▶ [WHAT TO PRODUCE]:
The entries below are to be transcribed in full, without their images.

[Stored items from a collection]
** Start **

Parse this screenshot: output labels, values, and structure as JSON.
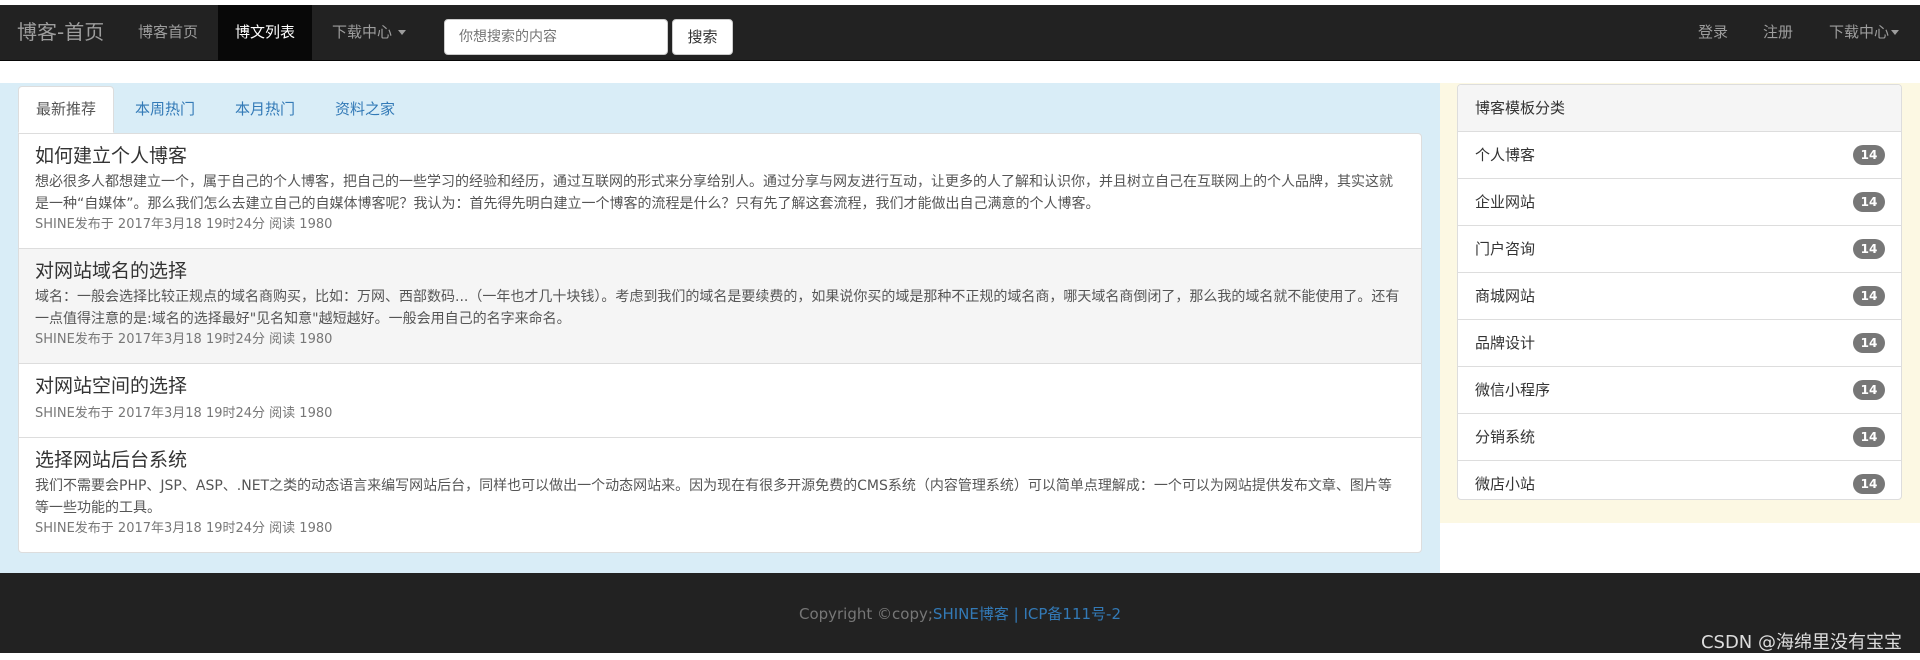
{
  "navbar": {
    "brand": "博客-首页",
    "items": [
      {
        "label": "博客首页",
        "active": false
      },
      {
        "label": "博文列表",
        "active": true
      },
      {
        "label": "下载中心",
        "active": false
      }
    ],
    "search_placeholder": "你想搜索的内容",
    "search_button": "搜索",
    "right_items": [
      {
        "label": "登录"
      },
      {
        "label": "注册"
      },
      {
        "label": "下载中心"
      }
    ]
  },
  "tabs": [
    {
      "label": "最新推荐",
      "active": true
    },
    {
      "label": "本周热门",
      "active": false
    },
    {
      "label": "本月热门",
      "active": false
    },
    {
      "label": "资料之家",
      "active": false
    }
  ],
  "articles": [
    {
      "title": "如何建立个人博客",
      "summary": "想必很多人都想建立一个，属于自己的个人博客，把自己的一些学习的经验和经历，通过互联网的形式来分享给别人。通过分享与网友进行互动，让更多的人了解和认识你，并且树立自己在互联网上的个人品牌，其实这就是一种“自媒体”。那么我们怎么去建立自己的自媒体博客呢？我认为：首先得先明白建立一个博客的流程是什么？只有先了解这套流程，我们才能做出自己满意的个人博客。",
      "meta": "SHINE发布于 2017年3月18 19时24分 阅读 1980"
    },
    {
      "title": "对网站域名的选择",
      "summary": "域名：一般会选择比较正规点的域名商购买，比如：万网、西部数码...（一年也才几十块钱）。考虑到我们的域名是要续费的，如果说你买的域是那种不正规的域名商，哪天域名商倒闭了，那么我的域名就不能使用了。还有一点值得注意的是:域名的选择最好\"见名知意\"越短越好。一般会用自己的名字来命名。",
      "meta": "SHINE发布于 2017年3月18 19时24分 阅读 1980"
    },
    {
      "title": "对网站空间的选择",
      "summary": "",
      "meta": "SHINE发布于 2017年3月18 19时24分 阅读 1980"
    },
    {
      "title": "选择网站后台系统",
      "summary": "我们不需要会PHP、JSP、ASP、.NET之类的动态语言来编写网站后台，同样也可以做出一个动态网站来。因为现在有很多开源免费的CMS系统（内容管理系统）可以简单点理解成：一个可以为网站提供发布文章、图片等等一些功能的工具。",
      "meta": "SHINE发布于 2017年3月18 19时24分 阅读 1980"
    }
  ],
  "sidebar": {
    "heading": "博客模板分类",
    "items": [
      {
        "label": "个人博客",
        "count": "14"
      },
      {
        "label": "企业网站",
        "count": "14"
      },
      {
        "label": "门户咨询",
        "count": "14"
      },
      {
        "label": "商城网站",
        "count": "14"
      },
      {
        "label": "品牌设计",
        "count": "14"
      },
      {
        "label": "微信小程序",
        "count": "14"
      },
      {
        "label": "分销系统",
        "count": "14"
      },
      {
        "label": "微店小站",
        "count": "14"
      }
    ]
  },
  "footer": {
    "copyright": "Copyright ©copy;",
    "link1": "SHINE博客",
    "separator": "|",
    "link2": "ICP备111号-2"
  },
  "watermark": "CSDN @海绵里没有宝宝",
  "colors": {
    "navbar_bg": "#222222",
    "main_left_bg": "#d9edf7",
    "main_right_bg": "#fcf8e3",
    "link": "#337ab7",
    "badge": "#777777"
  }
}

** End **

▶ [TASK RESULT]:
Parse this screenshot: output labels, values, and structure as JSON.
{
  "navbar": {
    "brand": "博客-首页",
    "items": [
      {
        "label": "博客首页",
        "active": false
      },
      {
        "label": "博文列表",
        "active": true
      },
      {
        "label": "下载中心",
        "active": false
      }
    ],
    "search_placeholder": "你想搜索的内容",
    "search_button": "搜索",
    "right_items": [
      {
        "label": "登录"
      },
      {
        "label": "注册"
      },
      {
        "label": "下载中心"
      }
    ]
  },
  "tabs": [
    {
      "label": "最新推荐",
      "active": true
    },
    {
      "label": "本周热门",
      "active": false
    },
    {
      "label": "本月热门",
      "active": false
    },
    {
      "label": "资料之家",
      "active": false
    }
  ],
  "articles": [
    {
      "title": "如何建立个人博客",
      "summary": "想必很多人都想建立一个，属于自己的个人博客，把自己的一些学习的经验和经历，通过互联网的形式来分享给别人。通过分享与网友进行互动，让更多的人了解和认识你，并且树立自己在互联网上的个人品牌，其实这就是一种“自媒体”。那么我们怎么去建立自己的自媒体博客呢？我认为：首先得先明白建立一个博客的流程是什么？只有先了解这套流程，我们才能做出自己满意的个人博客。",
      "meta": "SHINE发布于 2017年3月18 19时24分 阅读 1980"
    },
    {
      "title": "对网站域名的选择",
      "summary": "域名：一般会选择比较正规点的域名商购买，比如：万网、西部数码...（一年也才几十块钱）。考虑到我们的域名是要续费的，如果说你买的域是那种不正规的域名商，哪天域名商倒闭了，那么我的域名就不能使用了。还有一点值得注意的是:域名的选择最好\"见名知意\"越短越好。一般会用自己的名字来命名。",
      "meta": "SHINE发布于 2017年3月18 19时24分 阅读 1980"
    },
    {
      "title": "对网站空间的选择",
      "summary": "",
      "meta": "SHINE发布于 2017年3月18 19时24分 阅读 1980"
    },
    {
      "title": "选择网站后台系统",
      "summary": "我们不需要会PHP、JSP、ASP、.NET之类的动态语言来编写网站后台，同样也可以做出一个动态网站来。因为现在有很多开源免费的CMS系统（内容管理系统）可以简单点理解成：一个可以为网站提供发布文章、图片等等一些功能的工具。",
      "meta": "SHINE发布于 2017年3月18 19时24分 阅读 1980"
    }
  ],
  "sidebar": {
    "heading": "博客模板分类",
    "items": [
      {
        "label": "个人博客",
        "count": "14"
      },
      {
        "label": "企业网站",
        "count": "14"
      },
      {
        "label": "门户咨询",
        "count": "14"
      },
      {
        "label": "商城网站",
        "count": "14"
      },
      {
        "label": "品牌设计",
        "count": "14"
      },
      {
        "label": "微信小程序",
        "count": "14"
      },
      {
        "label": "分销系统",
        "count": "14"
      },
      {
        "label": "微店小站",
        "count": "14"
      }
    ]
  },
  "footer": {
    "copyright": "Copyright ©copy;",
    "link1": "SHINE博客",
    "separator": "|",
    "link2": "ICP备111号-2"
  },
  "watermark": "CSDN @海绵里没有宝宝",
  "colors": {
    "navbar_bg": "#222222",
    "main_left_bg": "#d9edf7",
    "main_right_bg": "#fcf8e3",
    "link": "#337ab7",
    "badge": "#777777"
  }
}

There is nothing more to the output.